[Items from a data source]
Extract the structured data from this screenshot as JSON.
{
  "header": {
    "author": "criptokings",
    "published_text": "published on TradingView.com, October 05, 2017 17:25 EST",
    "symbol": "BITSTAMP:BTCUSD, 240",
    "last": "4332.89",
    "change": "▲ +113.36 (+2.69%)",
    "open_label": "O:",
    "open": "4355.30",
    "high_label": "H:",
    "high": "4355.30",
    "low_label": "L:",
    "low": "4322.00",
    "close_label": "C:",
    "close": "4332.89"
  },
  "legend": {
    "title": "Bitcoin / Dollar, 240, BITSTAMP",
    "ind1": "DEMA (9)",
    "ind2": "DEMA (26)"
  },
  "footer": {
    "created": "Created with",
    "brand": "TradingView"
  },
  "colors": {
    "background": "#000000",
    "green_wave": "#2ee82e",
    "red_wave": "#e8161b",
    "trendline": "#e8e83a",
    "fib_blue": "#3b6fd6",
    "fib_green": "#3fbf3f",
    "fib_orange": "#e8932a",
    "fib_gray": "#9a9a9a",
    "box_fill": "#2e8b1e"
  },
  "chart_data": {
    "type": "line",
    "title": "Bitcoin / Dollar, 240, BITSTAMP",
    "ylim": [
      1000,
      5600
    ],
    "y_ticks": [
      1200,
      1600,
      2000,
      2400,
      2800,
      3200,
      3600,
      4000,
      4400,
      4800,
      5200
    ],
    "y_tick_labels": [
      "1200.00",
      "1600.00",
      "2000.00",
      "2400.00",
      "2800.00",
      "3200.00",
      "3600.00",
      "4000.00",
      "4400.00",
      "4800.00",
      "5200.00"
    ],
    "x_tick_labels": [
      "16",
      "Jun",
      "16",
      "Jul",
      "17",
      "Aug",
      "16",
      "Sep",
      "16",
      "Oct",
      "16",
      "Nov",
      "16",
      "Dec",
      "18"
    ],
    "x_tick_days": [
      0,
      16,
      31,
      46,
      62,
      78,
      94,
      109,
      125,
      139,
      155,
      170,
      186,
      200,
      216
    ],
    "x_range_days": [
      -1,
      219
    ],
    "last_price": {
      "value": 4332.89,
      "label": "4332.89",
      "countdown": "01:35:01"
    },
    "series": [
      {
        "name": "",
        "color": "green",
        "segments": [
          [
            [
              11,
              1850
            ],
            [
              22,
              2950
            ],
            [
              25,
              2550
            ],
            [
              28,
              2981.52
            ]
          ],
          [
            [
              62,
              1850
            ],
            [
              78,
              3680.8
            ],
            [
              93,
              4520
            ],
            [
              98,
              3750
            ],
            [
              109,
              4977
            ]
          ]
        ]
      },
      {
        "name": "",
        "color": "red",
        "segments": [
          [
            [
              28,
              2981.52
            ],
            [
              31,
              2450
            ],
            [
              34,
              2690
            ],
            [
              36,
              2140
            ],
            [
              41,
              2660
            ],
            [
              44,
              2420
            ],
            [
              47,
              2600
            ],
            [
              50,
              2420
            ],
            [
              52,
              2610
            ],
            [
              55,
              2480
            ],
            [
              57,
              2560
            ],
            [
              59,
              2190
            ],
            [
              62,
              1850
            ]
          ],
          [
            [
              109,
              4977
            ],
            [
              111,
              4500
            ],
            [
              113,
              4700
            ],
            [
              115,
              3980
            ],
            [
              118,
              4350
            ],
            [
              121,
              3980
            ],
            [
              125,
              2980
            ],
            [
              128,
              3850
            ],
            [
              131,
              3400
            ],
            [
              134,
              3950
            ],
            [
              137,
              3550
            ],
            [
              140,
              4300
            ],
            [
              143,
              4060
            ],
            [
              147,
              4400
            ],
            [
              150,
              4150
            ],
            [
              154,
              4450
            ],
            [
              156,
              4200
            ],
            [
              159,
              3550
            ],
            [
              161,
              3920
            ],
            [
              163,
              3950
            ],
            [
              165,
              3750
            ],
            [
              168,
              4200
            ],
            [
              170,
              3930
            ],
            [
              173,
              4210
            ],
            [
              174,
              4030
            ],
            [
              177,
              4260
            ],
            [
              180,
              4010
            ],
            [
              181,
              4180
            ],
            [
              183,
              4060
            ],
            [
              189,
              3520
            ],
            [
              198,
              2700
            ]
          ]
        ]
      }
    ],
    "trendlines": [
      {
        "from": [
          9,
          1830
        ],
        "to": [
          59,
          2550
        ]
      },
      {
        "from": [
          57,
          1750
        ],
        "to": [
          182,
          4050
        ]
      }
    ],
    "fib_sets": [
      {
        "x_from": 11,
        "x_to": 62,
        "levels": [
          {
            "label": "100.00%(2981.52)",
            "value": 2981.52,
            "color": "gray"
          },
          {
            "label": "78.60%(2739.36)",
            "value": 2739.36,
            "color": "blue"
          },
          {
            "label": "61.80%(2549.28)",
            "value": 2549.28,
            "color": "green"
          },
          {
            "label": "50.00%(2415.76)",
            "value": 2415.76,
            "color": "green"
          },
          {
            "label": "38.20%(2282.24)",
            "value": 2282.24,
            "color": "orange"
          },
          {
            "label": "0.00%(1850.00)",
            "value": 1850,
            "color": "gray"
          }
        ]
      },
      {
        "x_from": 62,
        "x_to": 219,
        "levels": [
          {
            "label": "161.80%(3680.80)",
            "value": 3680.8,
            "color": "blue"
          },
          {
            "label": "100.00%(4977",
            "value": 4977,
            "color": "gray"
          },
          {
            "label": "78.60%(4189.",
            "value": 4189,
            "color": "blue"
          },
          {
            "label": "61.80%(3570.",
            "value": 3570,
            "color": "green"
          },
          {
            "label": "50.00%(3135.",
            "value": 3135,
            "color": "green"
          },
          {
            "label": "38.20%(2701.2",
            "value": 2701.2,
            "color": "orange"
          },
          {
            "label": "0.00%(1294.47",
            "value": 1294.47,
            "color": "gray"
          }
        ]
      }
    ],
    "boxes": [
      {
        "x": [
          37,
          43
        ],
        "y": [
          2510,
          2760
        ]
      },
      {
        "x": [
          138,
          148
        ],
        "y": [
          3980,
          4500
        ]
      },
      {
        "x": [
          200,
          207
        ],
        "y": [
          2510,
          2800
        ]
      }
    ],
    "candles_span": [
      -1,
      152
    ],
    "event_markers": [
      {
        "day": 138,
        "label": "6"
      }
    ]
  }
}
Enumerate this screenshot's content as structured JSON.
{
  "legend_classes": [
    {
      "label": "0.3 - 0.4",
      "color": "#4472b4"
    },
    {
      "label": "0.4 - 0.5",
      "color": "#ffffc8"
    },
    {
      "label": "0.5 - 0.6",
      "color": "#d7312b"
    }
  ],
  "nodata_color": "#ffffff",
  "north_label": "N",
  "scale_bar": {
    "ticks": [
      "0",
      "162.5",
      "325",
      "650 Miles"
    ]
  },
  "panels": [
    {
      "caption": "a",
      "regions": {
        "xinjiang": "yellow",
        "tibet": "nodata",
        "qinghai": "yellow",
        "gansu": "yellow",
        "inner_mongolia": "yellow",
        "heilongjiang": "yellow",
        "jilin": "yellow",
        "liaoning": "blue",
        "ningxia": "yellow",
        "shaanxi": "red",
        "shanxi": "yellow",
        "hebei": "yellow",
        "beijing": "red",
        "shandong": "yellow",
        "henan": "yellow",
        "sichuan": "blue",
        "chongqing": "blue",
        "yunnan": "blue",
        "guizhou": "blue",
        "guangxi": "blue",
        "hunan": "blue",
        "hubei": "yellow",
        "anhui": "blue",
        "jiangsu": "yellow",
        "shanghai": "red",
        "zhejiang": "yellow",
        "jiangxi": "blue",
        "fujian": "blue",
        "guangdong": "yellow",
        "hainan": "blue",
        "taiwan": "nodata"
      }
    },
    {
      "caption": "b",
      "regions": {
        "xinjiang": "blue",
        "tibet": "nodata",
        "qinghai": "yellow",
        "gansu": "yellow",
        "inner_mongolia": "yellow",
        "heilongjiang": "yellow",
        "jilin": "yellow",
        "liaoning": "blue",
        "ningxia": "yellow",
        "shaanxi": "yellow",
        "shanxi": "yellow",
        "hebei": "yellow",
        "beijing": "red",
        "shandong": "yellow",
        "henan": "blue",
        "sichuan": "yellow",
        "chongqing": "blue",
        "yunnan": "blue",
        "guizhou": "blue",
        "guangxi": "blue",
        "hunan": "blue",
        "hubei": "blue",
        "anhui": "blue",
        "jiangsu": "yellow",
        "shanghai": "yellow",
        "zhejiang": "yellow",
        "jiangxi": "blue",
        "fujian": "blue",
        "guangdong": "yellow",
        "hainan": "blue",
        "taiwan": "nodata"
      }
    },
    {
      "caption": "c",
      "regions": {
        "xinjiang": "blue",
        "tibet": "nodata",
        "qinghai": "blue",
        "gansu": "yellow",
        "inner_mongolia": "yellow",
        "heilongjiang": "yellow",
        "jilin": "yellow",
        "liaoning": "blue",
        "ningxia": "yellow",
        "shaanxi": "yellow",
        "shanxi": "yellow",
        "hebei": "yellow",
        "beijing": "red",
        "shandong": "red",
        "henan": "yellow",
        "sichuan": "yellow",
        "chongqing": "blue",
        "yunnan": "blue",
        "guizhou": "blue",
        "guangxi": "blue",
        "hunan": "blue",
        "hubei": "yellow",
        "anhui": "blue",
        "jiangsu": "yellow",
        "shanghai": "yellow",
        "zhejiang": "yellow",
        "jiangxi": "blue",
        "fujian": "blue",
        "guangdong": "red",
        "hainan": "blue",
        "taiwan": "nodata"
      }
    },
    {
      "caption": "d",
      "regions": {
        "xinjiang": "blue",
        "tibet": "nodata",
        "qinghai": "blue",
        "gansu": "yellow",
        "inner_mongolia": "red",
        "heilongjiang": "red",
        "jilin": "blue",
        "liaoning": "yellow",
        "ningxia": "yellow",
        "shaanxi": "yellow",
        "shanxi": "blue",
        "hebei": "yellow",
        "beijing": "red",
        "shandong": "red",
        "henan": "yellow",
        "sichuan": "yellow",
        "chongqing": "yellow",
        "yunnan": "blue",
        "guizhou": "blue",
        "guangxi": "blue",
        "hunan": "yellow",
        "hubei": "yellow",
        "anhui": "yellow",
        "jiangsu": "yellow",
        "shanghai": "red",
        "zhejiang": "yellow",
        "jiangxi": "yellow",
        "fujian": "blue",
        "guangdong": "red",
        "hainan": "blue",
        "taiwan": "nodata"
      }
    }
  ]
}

Task description -> Reply with only the number of lines in the entries that contain the word "this".

Answer to the exercise -> 2